• TASK PROMPT
Return every entry exactly.

== RECORDS PROVIDED

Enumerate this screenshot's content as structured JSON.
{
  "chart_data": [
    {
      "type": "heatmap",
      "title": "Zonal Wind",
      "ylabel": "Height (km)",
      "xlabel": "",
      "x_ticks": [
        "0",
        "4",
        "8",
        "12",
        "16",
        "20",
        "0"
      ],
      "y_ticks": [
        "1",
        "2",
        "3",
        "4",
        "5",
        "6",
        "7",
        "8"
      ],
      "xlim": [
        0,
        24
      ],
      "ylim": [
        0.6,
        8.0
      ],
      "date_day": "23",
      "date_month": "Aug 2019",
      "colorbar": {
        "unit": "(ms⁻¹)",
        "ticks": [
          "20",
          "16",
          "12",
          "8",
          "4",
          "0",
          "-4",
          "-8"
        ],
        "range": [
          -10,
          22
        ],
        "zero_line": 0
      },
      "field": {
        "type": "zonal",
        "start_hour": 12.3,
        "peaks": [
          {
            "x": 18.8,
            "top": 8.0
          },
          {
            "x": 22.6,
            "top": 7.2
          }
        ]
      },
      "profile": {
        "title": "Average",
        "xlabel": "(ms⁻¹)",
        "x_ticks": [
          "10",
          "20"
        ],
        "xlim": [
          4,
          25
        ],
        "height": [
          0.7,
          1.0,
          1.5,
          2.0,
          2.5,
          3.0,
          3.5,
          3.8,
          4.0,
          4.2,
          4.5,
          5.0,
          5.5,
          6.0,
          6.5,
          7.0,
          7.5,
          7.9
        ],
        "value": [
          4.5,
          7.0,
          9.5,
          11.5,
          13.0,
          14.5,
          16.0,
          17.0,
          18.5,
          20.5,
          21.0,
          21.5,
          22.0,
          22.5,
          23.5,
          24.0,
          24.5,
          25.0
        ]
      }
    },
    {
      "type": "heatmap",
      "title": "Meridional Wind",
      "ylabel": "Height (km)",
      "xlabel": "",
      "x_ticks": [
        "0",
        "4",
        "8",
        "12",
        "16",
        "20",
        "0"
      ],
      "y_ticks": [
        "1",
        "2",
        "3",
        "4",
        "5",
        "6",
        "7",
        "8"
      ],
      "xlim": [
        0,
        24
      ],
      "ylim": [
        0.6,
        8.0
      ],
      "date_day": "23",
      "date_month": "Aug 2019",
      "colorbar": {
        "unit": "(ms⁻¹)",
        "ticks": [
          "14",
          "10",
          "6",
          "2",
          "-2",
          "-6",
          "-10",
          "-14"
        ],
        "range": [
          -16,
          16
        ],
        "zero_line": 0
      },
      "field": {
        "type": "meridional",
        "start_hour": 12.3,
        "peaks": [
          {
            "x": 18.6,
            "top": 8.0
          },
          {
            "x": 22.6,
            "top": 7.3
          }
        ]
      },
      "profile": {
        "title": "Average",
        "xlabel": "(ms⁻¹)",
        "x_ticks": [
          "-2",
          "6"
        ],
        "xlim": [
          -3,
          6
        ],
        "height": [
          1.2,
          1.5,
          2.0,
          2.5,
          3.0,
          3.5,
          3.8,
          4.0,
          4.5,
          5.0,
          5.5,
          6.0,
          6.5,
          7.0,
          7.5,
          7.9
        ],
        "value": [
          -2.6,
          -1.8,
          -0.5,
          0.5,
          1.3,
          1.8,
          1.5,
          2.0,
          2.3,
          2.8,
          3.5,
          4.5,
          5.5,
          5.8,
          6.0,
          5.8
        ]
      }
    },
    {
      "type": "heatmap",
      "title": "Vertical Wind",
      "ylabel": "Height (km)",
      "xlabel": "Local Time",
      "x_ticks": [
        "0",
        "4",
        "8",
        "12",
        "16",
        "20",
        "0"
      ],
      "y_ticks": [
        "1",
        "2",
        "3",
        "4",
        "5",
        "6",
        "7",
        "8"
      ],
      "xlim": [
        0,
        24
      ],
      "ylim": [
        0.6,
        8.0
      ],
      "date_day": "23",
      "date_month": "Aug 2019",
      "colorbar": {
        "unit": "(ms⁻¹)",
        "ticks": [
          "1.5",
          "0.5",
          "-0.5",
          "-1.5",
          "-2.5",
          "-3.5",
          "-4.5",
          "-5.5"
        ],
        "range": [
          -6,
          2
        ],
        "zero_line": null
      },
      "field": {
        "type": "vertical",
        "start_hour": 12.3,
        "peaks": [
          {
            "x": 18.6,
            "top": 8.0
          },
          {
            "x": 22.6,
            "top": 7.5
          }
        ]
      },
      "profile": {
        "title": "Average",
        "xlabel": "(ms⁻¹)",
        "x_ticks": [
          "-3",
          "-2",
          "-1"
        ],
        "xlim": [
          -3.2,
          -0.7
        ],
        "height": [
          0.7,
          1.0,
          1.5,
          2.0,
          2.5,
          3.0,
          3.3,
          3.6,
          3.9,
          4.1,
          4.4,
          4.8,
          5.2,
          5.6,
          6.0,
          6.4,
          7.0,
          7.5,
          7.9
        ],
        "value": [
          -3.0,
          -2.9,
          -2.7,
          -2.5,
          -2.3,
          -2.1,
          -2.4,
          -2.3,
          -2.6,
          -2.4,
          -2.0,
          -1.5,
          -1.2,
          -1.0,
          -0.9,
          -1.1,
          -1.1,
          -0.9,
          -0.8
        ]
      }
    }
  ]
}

====

• REPLY TO THE EXERCISE
Enumerate this screenshot's content as structured JSON.
{
  "chart_data": [
    {
      "type": "heatmap",
      "title": "Zonal Wind",
      "ylabel": "Height (km)",
      "xlabel": "",
      "x_ticks": [
        "0",
        "4",
        "8",
        "12",
        "16",
        "20",
        "0"
      ],
      "y_ticks": [
        "1",
        "2",
        "3",
        "4",
        "5",
        "6",
        "7",
        "8"
      ],
      "xlim": [
        0,
        24
      ],
      "ylim": [
        0.6,
        8.0
      ],
      "date_day": "23",
      "date_month": "Aug 2019",
      "colorbar": {
        "unit": "(ms⁻¹)",
        "ticks": [
          "20",
          "16",
          "12",
          "8",
          "4",
          "0",
          "-4",
          "-8"
        ],
        "range": [
          -10,
          22
        ],
        "zero_line": 0
      },
      "field": {
        "type": "zonal",
        "start_hour": 12.3,
        "peaks": [
          {
            "x": 18.8,
            "top": 8.0
          },
          {
            "x": 22.6,
            "top": 7.2
          }
        ]
      },
      "profile": {
        "title": "Average",
        "xlabel": "(ms⁻¹)",
        "x_ticks": [
          "10",
          "20"
        ],
        "xlim": [
          4,
          25
        ],
        "height": [
          0.7,
          1.0,
          1.5,
          2.0,
          2.5,
          3.0,
          3.5,
          3.8,
          4.0,
          4.2,
          4.5,
          5.0,
          5.5,
          6.0,
          6.5,
          7.0,
          7.5,
          7.9
        ],
        "value": [
          4.5,
          7.0,
          9.5,
          11.5,
          13.0,
          14.5,
          16.0,
          17.0,
          18.5,
          20.5,
          21.0,
          21.5,
          22.0,
          22.5,
          23.5,
          24.0,
          24.5,
          25.0
        ]
      }
    },
    {
      "type": "heatmap",
      "title": "Meridional Wind",
      "ylabel": "Height (km)",
      "xlabel": "",
      "x_ticks": [
        "0",
        "4",
        "8",
        "12",
        "16",
        "20",
        "0"
      ],
      "y_ticks": [
        "1",
        "2",
        "3",
        "4",
        "5",
        "6",
        "7",
        "8"
      ],
      "xlim": [
        0,
        24
      ],
      "ylim": [
        0.6,
        8.0
      ],
      "date_day": "23",
      "date_month": "Aug 2019",
      "colorbar": {
        "unit": "(ms⁻¹)",
        "ticks": [
          "14",
          "10",
          "6",
          "2",
          "-2",
          "-6",
          "-10",
          "-14"
        ],
        "range": [
          -16,
          16
        ],
        "zero_line": 0
      },
      "field": {
        "type": "meridional",
        "start_hour": 12.3,
        "peaks": [
          {
            "x": 18.6,
            "top": 8.0
          },
          {
            "x": 22.6,
            "top": 7.3
          }
        ]
      },
      "profile": {
        "title": "Average",
        "xlabel": "(ms⁻¹)",
        "x_ticks": [
          "-2",
          "6"
        ],
        "xlim": [
          -3,
          6
        ],
        "height": [
          1.2,
          1.5,
          2.0,
          2.5,
          3.0,
          3.5,
          3.8,
          4.0,
          4.5,
          5.0,
          5.5,
          6.0,
          6.5,
          7.0,
          7.5,
          7.9
        ],
        "value": [
          -2.6,
          -1.8,
          -0.5,
          0.5,
          1.3,
          1.8,
          1.5,
          2.0,
          2.3,
          2.8,
          3.5,
          4.5,
          5.5,
          5.8,
          6.0,
          5.8
        ]
      }
    },
    {
      "type": "heatmap",
      "title": "Vertical Wind",
      "ylabel": "Height (km)",
      "xlabel": "Local Time",
      "x_ticks": [
        "0",
        "4",
        "8",
        "12",
        "16",
        "20",
        "0"
      ],
      "y_ticks": [
        "1",
        "2",
        "3",
        "4",
        "5",
        "6",
        "7",
        "8"
      ],
      "xlim": [
        0,
        24
      ],
      "ylim": [
        0.6,
        8.0
      ],
      "date_day": "23",
      "date_month": "Aug 2019",
      "colorbar": {
        "unit": "(ms⁻¹)",
        "ticks": [
          "1.5",
          "0.5",
          "-0.5",
          "-1.5",
          "-2.5",
          "-3.5",
          "-4.5",
          "-5.5"
        ],
        "range": [
          -6,
          2
        ],
        "zero_line": null
      },
      "field": {
        "type": "vertical",
        "start_hour": 12.3,
        "peaks": [
          {
            "x": 18.6,
            "top": 8.0
          },
          {
            "x": 22.6,
            "top": 7.5
          }
        ]
      },
      "profile": {
        "title": "Average",
        "xlabel": "(ms⁻¹)",
        "x_ticks": [
          "-3",
          "-2",
          "-1"
        ],
        "xlim": [
          -3.2,
          -0.7
        ],
        "height": [
          0.7,
          1.0,
          1.5,
          2.0,
          2.5,
          3.0,
          3.3,
          3.6,
          3.9,
          4.1,
          4.4,
          4.8,
          5.2,
          5.6,
          6.0,
          6.4,
          7.0,
          7.5,
          7.9
        ],
        "value": [
          -3.0,
          -2.9,
          -2.7,
          -2.5,
          -2.3,
          -2.1,
          -2.4,
          -2.3,
          -2.6,
          -2.4,
          -2.0,
          -1.5,
          -1.2,
          -1.0,
          -0.9,
          -1.1,
          -1.1,
          -0.9,
          -0.8
        ]
      }
    }
  ]
}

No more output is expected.